• _Work to complete_: Below are some records; reproduce every one of them exactly.

[BEGIN Working data]

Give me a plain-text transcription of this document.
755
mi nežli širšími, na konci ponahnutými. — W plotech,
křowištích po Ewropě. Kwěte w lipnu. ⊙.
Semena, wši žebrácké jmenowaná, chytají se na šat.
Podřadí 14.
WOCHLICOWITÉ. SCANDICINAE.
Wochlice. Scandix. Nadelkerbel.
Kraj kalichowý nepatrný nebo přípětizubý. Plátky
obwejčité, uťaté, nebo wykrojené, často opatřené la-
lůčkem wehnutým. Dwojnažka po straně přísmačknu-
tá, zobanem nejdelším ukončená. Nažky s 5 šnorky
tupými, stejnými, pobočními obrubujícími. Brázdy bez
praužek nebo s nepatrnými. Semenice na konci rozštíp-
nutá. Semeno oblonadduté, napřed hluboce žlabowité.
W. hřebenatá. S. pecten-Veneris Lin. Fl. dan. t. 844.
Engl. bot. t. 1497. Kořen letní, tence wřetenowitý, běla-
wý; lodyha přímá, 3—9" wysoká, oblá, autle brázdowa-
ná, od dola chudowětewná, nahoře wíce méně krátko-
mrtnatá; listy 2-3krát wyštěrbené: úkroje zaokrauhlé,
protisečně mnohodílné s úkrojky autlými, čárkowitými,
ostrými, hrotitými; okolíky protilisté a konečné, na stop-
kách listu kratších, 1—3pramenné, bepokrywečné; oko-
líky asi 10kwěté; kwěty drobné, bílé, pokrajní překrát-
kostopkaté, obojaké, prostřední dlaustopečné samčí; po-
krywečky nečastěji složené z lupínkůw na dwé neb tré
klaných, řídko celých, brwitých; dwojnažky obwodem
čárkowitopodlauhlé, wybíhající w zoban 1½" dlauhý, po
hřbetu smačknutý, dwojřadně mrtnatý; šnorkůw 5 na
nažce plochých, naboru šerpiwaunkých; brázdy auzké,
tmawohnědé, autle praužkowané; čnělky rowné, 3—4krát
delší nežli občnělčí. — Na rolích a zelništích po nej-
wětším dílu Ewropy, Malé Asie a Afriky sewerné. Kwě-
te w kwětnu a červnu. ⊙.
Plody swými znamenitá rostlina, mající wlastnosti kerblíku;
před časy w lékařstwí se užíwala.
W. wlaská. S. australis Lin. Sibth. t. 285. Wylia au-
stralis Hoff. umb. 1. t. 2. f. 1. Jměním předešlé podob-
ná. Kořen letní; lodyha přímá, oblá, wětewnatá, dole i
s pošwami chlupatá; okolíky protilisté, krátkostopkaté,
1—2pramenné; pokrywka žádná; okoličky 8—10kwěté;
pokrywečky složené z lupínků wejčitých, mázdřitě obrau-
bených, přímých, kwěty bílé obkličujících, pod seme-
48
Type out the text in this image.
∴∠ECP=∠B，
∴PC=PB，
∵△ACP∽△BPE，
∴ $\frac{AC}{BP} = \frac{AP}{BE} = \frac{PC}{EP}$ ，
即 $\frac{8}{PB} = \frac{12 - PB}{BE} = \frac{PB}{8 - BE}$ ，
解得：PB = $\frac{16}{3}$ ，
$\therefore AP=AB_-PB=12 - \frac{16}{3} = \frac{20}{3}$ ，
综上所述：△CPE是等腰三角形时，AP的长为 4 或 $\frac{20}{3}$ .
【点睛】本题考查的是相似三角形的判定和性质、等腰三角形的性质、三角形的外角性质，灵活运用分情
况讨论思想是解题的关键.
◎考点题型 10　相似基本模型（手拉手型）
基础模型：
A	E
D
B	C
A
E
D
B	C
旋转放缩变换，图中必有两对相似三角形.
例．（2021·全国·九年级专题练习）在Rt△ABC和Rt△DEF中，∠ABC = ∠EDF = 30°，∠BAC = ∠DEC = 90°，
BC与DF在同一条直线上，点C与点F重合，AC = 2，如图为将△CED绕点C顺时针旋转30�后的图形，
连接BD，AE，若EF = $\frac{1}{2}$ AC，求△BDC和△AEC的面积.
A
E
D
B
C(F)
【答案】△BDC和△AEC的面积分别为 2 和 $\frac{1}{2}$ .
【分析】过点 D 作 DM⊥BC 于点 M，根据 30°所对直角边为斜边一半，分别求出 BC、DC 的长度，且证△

[END Working data]

• _Completed exercise_:
Give me a plain-text transcription of this document.
755
mi nežli širšími, na konci ponahnutými. — W plotech,
křowištích po Ewropě. Kwěte w lipnu. ⊙.
Semena, wši žebrácké jmenowaná, chytají se na šat.
Podřadí 14.
WOCHLICOWITÉ. SCANDICINAE.
Wochlice. Scandix. Nadelkerbel.
Kraj kalichowý nepatrný nebo přípětizubý. Plátky
obwejčité, uťaté, nebo wykrojené, často opatřené la-
lůčkem wehnutým. Dwojnažka po straně přísmačknu-
tá, zobanem nejdelším ukončená. Nažky s 5 šnorky
tupými, stejnými, pobočními obrubujícími. Brázdy bez
praužek nebo s nepatrnými. Semenice na konci rozštíp-
nutá. Semeno oblonadduté, napřed hluboce žlabowité.
W. hřebenatá. S. pecten-Veneris Lin. Fl. dan. t. 844.
Engl. bot. t. 1497. Kořen letní, tence wřetenowitý, běla-
wý; lodyha přímá, 3—9" wysoká, oblá, autle brázdowa-
ná, od dola chudowětewná, nahoře wíce méně krátko-
mrtnatá; listy 2-3krát wyštěrbené: úkroje zaokrauhlé,
protisečně mnohodílné s úkrojky autlými, čárkowitými,
ostrými, hrotitými; okolíky protilisté a konečné, na stop-
kách listu kratších, 1—3pramenné, bepokrywečné; oko-
líky asi 10kwěté; kwěty drobné, bílé, pokrajní překrát-
kostopkaté, obojaké, prostřední dlaustopečné samčí; po-
krywečky nečastěji složené z lupínkůw na dwé neb tré
klaných, řídko celých, brwitých; dwojnažky obwodem
čárkowitopodlauhlé, wybíhající w zoban 1½" dlauhý, po
hřbetu smačknutý, dwojřadně mrtnatý; šnorkůw 5 na
nažce plochých, naboru šerpiwaunkých; brázdy auzké,
tmawohnědé, autle praužkowané; čnělky rowné, 3—4krát
delší nežli občnělčí. — Na rolích a zelništích po nej-
wětším dílu Ewropy, Malé Asie a Afriky sewerné. Kwě-
te w kwětnu a červnu. ⊙.
Plody swými znamenitá rostlina, mající wlastnosti kerblíku;
před časy w lékařstwí se užíwala.
W. wlaská. S. australis Lin. Sibth. t. 285. Wylia au-
stralis Hoff. umb. 1. t. 2. f. 1. Jměním předešlé podob-
ná. Kořen letní; lodyha přímá, oblá, wětewnatá, dole i
s pošwami chlupatá; okolíky protilisté, krátkostopkaté,
1—2pramenné; pokrywka žádná; okoličky 8—10kwěté;
pokrywečky složené z lupínků wejčitých, mázdřitě obrau-
bených, přímých, kwěty bílé obkličujících, pod seme-
48
Type out the text in this image.
∴∠ECP=∠B，
∴PC=PB，
∵△ACP∽△BPE，
∴ $\frac{AC}{BP} = \frac{AP}{BE} = \frac{PC}{EP}$ ，
即 $\frac{8}{PB} = \frac{12 - PB}{BE} = \frac{PB}{8 - BE}$ ，
解得：PB = $\frac{16}{3}$ ，
$\therefore AP=AB_-PB=12 - \frac{16}{3} = \frac{20}{3}$ ，
综上所述：△CPE是等腰三角形时，AP的长为 4 或 $\frac{20}{3}$ .
【点睛】本题考查的是相似三角形的判定和性质、等腰三角形的性质、三角形的外角性质，灵活运用分情
况讨论思想是解题的关键.
◎考点题型 10　相似基本模型（手拉手型）
基础模型：
A	E
D
B	C
A
E
D
B	C
旋转放缩变换，图中必有两对相似三角形.
例．（2021·全国·九年级专题练习）在Rt△ABC和Rt△DEF中，∠ABC = ∠EDF = 30°，∠BAC = ∠DEC = 90°，
BC与DF在同一条直线上，点C与点F重合，AC = 2，如图为将△CED绕点C顺时针旋转30�后的图形，
连接BD，AE，若EF = $\frac{1}{2}$ AC，求△BDC和△AEC的面积.
A
E
D
B
C(F)
【答案】△BDC和△AEC的面积分别为 2 和 $\frac{1}{2}$ .
【分析】过点 D 作 DM⊥BC 于点 M，根据 30°所对直角边为斜边一半，分别求出 BC、DC 的长度，且证△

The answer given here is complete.